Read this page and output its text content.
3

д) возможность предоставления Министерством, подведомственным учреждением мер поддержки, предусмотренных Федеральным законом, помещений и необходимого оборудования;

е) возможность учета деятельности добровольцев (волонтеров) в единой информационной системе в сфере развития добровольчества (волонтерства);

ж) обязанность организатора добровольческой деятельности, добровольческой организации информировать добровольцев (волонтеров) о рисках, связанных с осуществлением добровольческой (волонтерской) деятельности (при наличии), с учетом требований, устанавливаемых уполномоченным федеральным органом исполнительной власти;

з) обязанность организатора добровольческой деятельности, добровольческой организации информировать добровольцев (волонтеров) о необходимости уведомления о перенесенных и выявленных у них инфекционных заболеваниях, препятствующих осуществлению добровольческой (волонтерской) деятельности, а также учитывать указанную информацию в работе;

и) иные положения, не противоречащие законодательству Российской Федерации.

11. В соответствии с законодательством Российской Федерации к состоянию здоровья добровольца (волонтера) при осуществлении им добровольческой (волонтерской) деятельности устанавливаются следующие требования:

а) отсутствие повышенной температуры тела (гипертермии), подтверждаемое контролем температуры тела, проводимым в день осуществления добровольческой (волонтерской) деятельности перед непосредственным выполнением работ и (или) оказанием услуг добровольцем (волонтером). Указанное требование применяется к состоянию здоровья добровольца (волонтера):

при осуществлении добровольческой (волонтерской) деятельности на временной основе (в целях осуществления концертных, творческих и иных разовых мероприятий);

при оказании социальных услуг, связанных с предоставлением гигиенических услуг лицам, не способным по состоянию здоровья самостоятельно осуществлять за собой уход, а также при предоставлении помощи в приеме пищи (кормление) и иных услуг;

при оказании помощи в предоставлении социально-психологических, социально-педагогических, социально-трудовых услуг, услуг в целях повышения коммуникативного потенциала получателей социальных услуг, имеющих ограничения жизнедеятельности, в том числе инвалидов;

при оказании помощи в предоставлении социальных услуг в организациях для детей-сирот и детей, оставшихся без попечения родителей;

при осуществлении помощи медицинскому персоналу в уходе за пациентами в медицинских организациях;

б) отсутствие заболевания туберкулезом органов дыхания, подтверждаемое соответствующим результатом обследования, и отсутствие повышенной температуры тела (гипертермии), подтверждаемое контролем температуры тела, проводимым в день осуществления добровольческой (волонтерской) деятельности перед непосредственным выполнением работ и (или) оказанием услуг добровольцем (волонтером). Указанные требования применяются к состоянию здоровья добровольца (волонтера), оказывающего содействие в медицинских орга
________________________________________
Would you write down every record again, exactly?

Read this page and output its text content.
3

д) возможность предоставления Министерством, подведомственным учреждением мер поддержки, предусмотренных Федеральным законом, помещений и необходимого оборудования;

е) возможность учета деятельности добровольцев (волонтеров) в единой информационной системе в сфере развития добровольчества (волонтерства);

ж) обязанность организатора добровольческой деятельности, добровольческой организации информировать добровольцев (волонтеров) о рисках, связанных с осуществлением добровольческой (волонтерской) деятельности (при наличии), с учетом требований, устанавливаемых уполномоченным федеральным органом исполнительной власти;

з) обязанность организатора добровольческой деятельности, добровольческой организации информировать добровольцев (волонтеров) о необходимости уведомления о перенесенных и выявленных у них инфекционных заболеваниях, препятствующих осуществлению добровольческой (волонтерской) деятельности, а также учитывать указанную информацию в работе;

и) иные положения, не противоречащие законодательству Российской Федерации.

11. В соответствии с законодательством Российской Федерации к состоянию здоровья добровольца (волонтера) при осуществлении им добровольческой (волонтерской) деятельности устанавливаются следующие требования:

а) отсутствие повышенной температуры тела (гипертермии), подтверждаемое контролем температуры тела, проводимым в день осуществления добровольческой (волонтерской) деятельности перед непосредственным выполнением работ и (или) оказанием услуг добровольцем (волонтером). Указанное требование применяется к состоянию здоровья добровольца (волонтера):

при осуществлении добровольческой (волонтерской) деятельности на временной основе (в целях осуществления концертных, творческих и иных разовых мероприятий);

при оказании социальных услуг, связанных с предоставлением гигиенических услуг лицам, не способным по состоянию здоровья самостоятельно осуществлять за собой уход, а также при предоставлении помощи в приеме пищи (кормление) и иных услуг;

при оказании помощи в предоставлении социально-психологических, социально-педагогических, социально-трудовых услуг, услуг в целях повышения коммуникативного потенциала получателей социальных услуг, имеющих ограничения жизнедеятельности, в том числе инвалидов;

при оказании помощи в предоставлении социальных услуг в организациях для детей-сирот и детей, оставшихся без попечения родителей;

при осуществлении помощи медицинскому персоналу в уходе за пациентами в медицинских организациях;

б) отсутствие заболевания туберкулезом органов дыхания, подтверждаемое соответствующим результатом обследования, и отсутствие повышенной температуры тела (гипертермии), подтверждаемое контролем температуры тела, проводимым в день осуществления добровольческой (волонтерской) деятельности перед непосредственным выполнением работ и (или) оказанием услуг добровольцем (волонтером). Указанные требования применяются к состоянию здоровья добровольца (волонтера), оказывающего содействие в медицинских орга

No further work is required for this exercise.